* _TASK BRIEF_
Scan the material that follows. Copy every line containing the word "вопросъ".

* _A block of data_
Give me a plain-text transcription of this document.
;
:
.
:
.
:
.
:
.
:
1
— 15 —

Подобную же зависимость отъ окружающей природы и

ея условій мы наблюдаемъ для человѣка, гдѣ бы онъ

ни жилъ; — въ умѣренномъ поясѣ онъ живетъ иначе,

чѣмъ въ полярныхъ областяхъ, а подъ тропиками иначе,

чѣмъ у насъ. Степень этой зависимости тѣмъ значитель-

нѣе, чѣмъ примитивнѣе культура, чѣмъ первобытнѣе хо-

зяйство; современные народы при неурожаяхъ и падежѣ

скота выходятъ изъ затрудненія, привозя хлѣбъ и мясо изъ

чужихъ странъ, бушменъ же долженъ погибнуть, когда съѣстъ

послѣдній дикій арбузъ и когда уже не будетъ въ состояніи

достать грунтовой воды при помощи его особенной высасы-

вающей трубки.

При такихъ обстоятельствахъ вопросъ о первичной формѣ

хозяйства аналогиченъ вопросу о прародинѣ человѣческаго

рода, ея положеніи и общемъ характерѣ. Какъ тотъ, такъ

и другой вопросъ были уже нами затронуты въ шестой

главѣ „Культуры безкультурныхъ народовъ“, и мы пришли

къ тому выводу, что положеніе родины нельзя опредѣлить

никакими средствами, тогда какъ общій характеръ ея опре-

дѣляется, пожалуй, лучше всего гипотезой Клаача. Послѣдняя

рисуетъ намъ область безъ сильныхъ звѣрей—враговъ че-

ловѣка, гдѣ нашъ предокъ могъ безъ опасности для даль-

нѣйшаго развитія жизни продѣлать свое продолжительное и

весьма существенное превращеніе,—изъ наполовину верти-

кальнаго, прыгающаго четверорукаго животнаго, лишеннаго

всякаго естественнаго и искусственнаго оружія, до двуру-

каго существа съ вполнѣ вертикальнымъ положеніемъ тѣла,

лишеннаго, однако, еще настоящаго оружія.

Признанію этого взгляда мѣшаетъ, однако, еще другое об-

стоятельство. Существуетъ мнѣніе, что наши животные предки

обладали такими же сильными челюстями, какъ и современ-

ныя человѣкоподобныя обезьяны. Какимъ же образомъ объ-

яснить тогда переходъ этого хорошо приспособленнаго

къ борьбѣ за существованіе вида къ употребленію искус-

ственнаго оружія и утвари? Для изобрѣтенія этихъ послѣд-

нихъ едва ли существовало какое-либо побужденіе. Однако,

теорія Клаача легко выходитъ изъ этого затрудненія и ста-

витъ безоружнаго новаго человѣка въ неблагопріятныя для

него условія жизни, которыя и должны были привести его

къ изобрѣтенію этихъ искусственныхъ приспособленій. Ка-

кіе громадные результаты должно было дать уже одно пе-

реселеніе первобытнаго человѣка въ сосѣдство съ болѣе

* _WRITTEN RESPONSE_
При такихъ обстоятельствахъ вопросъ о первичной формѣ
и другой вопросъ были уже нами затронуты въ шестой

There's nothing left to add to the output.